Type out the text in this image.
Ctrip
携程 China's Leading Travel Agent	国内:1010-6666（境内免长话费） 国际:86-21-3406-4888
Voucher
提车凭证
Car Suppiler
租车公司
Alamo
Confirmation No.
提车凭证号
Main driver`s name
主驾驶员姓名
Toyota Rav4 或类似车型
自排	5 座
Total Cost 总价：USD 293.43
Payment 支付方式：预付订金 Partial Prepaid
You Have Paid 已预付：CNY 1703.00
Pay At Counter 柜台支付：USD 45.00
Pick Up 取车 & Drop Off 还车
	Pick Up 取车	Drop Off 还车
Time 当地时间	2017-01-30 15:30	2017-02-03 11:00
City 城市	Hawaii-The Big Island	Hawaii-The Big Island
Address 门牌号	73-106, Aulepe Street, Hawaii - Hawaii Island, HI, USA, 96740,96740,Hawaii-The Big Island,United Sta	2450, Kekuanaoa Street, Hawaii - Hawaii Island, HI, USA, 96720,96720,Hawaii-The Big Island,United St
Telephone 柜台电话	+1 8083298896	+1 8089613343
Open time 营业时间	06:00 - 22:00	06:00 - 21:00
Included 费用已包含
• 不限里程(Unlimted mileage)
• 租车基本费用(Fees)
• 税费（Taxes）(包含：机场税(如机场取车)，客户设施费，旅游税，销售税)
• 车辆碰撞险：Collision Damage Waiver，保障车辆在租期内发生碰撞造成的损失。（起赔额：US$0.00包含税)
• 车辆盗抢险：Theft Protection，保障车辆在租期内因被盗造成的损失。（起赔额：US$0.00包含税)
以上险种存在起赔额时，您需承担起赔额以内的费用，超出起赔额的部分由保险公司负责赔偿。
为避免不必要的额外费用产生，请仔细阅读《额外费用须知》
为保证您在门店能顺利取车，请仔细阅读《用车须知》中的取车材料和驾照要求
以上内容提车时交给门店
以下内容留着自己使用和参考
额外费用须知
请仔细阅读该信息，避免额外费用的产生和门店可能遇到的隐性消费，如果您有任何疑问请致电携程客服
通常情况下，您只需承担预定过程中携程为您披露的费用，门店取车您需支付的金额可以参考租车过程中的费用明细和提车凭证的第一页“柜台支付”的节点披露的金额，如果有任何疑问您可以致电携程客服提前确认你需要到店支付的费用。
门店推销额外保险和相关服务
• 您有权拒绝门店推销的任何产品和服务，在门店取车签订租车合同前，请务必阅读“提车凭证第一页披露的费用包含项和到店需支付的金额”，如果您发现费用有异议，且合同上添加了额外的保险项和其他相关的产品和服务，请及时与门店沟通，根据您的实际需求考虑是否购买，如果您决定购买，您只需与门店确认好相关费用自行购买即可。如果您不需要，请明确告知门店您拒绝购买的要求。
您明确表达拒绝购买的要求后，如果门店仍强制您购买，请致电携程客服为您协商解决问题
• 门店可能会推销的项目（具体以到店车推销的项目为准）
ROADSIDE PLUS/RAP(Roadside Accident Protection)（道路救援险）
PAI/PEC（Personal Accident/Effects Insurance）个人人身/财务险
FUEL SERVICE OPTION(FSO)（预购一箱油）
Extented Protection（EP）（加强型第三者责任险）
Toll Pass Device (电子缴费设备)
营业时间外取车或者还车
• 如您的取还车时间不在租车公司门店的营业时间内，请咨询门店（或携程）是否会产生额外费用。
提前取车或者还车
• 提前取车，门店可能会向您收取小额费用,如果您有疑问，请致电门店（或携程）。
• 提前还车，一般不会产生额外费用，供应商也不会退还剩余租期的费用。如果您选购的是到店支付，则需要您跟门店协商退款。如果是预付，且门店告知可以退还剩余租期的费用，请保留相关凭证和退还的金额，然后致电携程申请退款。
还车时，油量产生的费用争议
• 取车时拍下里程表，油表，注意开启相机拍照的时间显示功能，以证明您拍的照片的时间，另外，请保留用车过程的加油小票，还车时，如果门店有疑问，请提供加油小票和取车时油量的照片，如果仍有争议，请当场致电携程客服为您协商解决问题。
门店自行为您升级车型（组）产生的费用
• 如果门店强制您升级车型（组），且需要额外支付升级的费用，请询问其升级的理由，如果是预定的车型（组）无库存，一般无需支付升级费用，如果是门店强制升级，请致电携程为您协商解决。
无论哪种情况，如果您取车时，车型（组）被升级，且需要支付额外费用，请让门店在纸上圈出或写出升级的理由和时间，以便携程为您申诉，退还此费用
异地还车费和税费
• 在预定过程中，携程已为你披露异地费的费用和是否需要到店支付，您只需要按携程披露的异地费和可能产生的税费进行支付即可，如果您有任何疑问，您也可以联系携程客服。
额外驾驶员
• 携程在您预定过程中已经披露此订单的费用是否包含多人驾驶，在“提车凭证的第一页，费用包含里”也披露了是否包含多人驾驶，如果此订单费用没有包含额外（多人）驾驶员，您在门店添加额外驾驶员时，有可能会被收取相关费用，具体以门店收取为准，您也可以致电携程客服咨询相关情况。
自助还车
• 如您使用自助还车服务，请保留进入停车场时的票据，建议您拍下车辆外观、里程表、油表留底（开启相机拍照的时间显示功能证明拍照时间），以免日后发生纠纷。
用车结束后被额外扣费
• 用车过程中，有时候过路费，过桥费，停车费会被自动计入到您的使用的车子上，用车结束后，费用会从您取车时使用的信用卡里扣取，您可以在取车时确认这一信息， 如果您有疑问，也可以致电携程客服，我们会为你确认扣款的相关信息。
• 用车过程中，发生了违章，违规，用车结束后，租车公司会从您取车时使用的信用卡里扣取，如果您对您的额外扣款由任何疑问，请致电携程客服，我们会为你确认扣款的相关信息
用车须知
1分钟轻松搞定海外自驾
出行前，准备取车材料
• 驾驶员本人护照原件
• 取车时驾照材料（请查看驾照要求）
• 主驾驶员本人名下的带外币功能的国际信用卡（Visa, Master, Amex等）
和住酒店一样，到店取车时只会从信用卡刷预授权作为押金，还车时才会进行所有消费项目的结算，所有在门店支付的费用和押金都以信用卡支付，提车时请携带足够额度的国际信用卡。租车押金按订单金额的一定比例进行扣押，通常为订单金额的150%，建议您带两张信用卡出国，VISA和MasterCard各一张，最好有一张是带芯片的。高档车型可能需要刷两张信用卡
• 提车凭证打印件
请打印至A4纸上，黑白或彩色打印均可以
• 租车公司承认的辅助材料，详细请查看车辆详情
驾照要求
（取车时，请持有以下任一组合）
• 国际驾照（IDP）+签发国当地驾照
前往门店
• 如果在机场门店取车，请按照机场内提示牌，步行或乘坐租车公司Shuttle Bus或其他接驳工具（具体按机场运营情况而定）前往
============================================================
▶ [REQUIRED TASK]: Recite the full listing above exactly.

▶ [WRITTEN SOLUTION]:
Type out the text in this image.
Ctrip
携程 China's Leading Travel Agent	国内:1010-6666（境内免长话费） 国际:86-21-3406-4888
Voucher
提车凭证
Car Suppiler
租车公司
Alamo
Confirmation No.
提车凭证号
Main driver`s name
主驾驶员姓名
Toyota Rav4 或类似车型
自排	5 座
Total Cost 总价：USD 293.43
Payment 支付方式：预付订金 Partial Prepaid
You Have Paid 已预付：CNY 1703.00
Pay At Counter 柜台支付：USD 45.00
Pick Up 取车 & Drop Off 还车
	Pick Up 取车	Drop Off 还车
Time 当地时间	2017-01-30 15:30	2017-02-03 11:00
City 城市	Hawaii-The Big Island	Hawaii-The Big Island
Address 门牌号	73-106, Aulepe Street, Hawaii - Hawaii Island, HI, USA, 96740,96740,Hawaii-The Big Island,United Sta	2450, Kekuanaoa Street, Hawaii - Hawaii Island, HI, USA, 96720,96720,Hawaii-The Big Island,United St
Telephone 柜台电话	+1 8083298896	+1 8089613343
Open time 营业时间	06:00 - 22:00	06:00 - 21:00
Included 费用已包含
• 不限里程(Unlimted mileage)
• 租车基本费用(Fees)
• 税费（Taxes）(包含：机场税(如机场取车)，客户设施费，旅游税，销售税)
• 车辆碰撞险：Collision Damage Waiver，保障车辆在租期内发生碰撞造成的损失。（起赔额：US$0.00包含税)
• 车辆盗抢险：Theft Protection，保障车辆在租期内因被盗造成的损失。（起赔额：US$0.00包含税)
以上险种存在起赔额时，您需承担起赔额以内的费用，超出起赔额的部分由保险公司负责赔偿。
为避免不必要的额外费用产生，请仔细阅读《额外费用须知》
为保证您在门店能顺利取车，请仔细阅读《用车须知》中的取车材料和驾照要求
以上内容提车时交给门店
以下内容留着自己使用和参考
额外费用须知
请仔细阅读该信息，避免额外费用的产生和门店可能遇到的隐性消费，如果您有任何疑问请致电携程客服
通常情况下，您只需承担预定过程中携程为您披露的费用，门店取车您需支付的金额可以参考租车过程中的费用明细和提车凭证的第一页“柜台支付”的节点披露的金额，如果有任何疑问您可以致电携程客服提前确认你需要到店支付的费用。
门店推销额外保险和相关服务
• 您有权拒绝门店推销的任何产品和服务，在门店取车签订租车合同前，请务必阅读“提车凭证第一页披露的费用包含项和到店需支付的金额”，如果您发现费用有异议，且合同上添加了额外的保险项和其他相关的产品和服务，请及时与门店沟通，根据您的实际需求考虑是否购买，如果您决定购买，您只需与门店确认好相关费用自行购买即可。如果您不需要，请明确告知门店您拒绝购买的要求。
您明确表达拒绝购买的要求后，如果门店仍强制您购买，请致电携程客服为您协商解决问题
• 门店可能会推销的项目（具体以到店车推销的项目为准）
ROADSIDE PLUS/RAP(Roadside Accident Protection)（道路救援险）
PAI/PEC（Personal Accident/Effects Insurance）个人人身/财务险
FUEL SERVICE OPTION(FSO)（预购一箱油）
Extented Protection（EP）（加强型第三者责任险）
Toll Pass Device (电子缴费设备)
营业时间外取车或者还车
• 如您的取还车时间不在租车公司门店的营业时间内，请咨询门店（或携程）是否会产生额外费用。
提前取车或者还车
• 提前取车，门店可能会向您收取小额费用,如果您有疑问，请致电门店（或携程）。
• 提前还车，一般不会产生额外费用，供应商也不会退还剩余租期的费用。如果您选购的是到店支付，则需要您跟门店协商退款。如果是预付，且门店告知可以退还剩余租期的费用，请保留相关凭证和退还的金额，然后致电携程申请退款。
还车时，油量产生的费用争议
• 取车时拍下里程表，油表，注意开启相机拍照的时间显示功能，以证明您拍的照片的时间，另外，请保留用车过程的加油小票，还车时，如果门店有疑问，请提供加油小票和取车时油量的照片，如果仍有争议，请当场致电携程客服为您协商解决问题。
门店自行为您升级车型（组）产生的费用
• 如果门店强制您升级车型（组），且需要额外支付升级的费用，请询问其升级的理由，如果是预定的车型（组）无库存，一般无需支付升级费用，如果是门店强制升级，请致电携程为您协商解决。
无论哪种情况，如果您取车时，车型（组）被升级，且需要支付额外费用，请让门店在纸上圈出或写出升级的理由和时间，以便携程为您申诉，退还此费用
异地还车费和税费
• 在预定过程中，携程已为你披露异地费的费用和是否需要到店支付，您只需要按携程披露的异地费和可能产生的税费进行支付即可，如果您有任何疑问，您也可以联系携程客服。
额外驾驶员
• 携程在您预定过程中已经披露此订单的费用是否包含多人驾驶，在“提车凭证的第一页，费用包含里”也披露了是否包含多人驾驶，如果此订单费用没有包含额外（多人）驾驶员，您在门店添加额外驾驶员时，有可能会被收取相关费用，具体以门店收取为准，您也可以致电携程客服咨询相关情况。
自助还车
• 如您使用自助还车服务，请保留进入停车场时的票据，建议您拍下车辆外观、里程表、油表留底（开启相机拍照的时间显示功能证明拍照时间），以免日后发生纠纷。
用车结束后被额外扣费
• 用车过程中，有时候过路费，过桥费，停车费会被自动计入到您的使用的车子上，用车结束后，费用会从您取车时使用的信用卡里扣取，您可以在取车时确认这一信息， 如果您有疑问，也可以致电携程客服，我们会为你确认扣款的相关信息。
• 用车过程中，发生了违章，违规，用车结束后，租车公司会从您取车时使用的信用卡里扣取，如果您对您的额外扣款由任何疑问，请致电携程客服，我们会为你确认扣款的相关信息
用车须知
1分钟轻松搞定海外自驾
出行前，准备取车材料
• 驾驶员本人护照原件
• 取车时驾照材料（请查看驾照要求）
• 主驾驶员本人名下的带外币功能的国际信用卡（Visa, Master, Amex等）
和住酒店一样，到店取车时只会从信用卡刷预授权作为押金，还车时才会进行所有消费项目的结算，所有在门店支付的费用和押金都以信用卡支付，提车时请携带足够额度的国际信用卡。租车押金按订单金额的一定比例进行扣押，通常为订单金额的150%，建议您带两张信用卡出国，VISA和MasterCard各一张，最好有一张是带芯片的。高档车型可能需要刷两张信用卡
• 提车凭证打印件
请打印至A4纸上，黑白或彩色打印均可以
• 租车公司承认的辅助材料，详细请查看车辆详情
驾照要求
（取车时，请持有以下任一组合）
• 国际驾照（IDP）+签发国当地驾照
前往门店
• 如果在机场门店取车，请按照机场内提示牌，步行或乘坐租车公司Shuttle Bus或其他接驳工具（具体按机场运营情况而定）前往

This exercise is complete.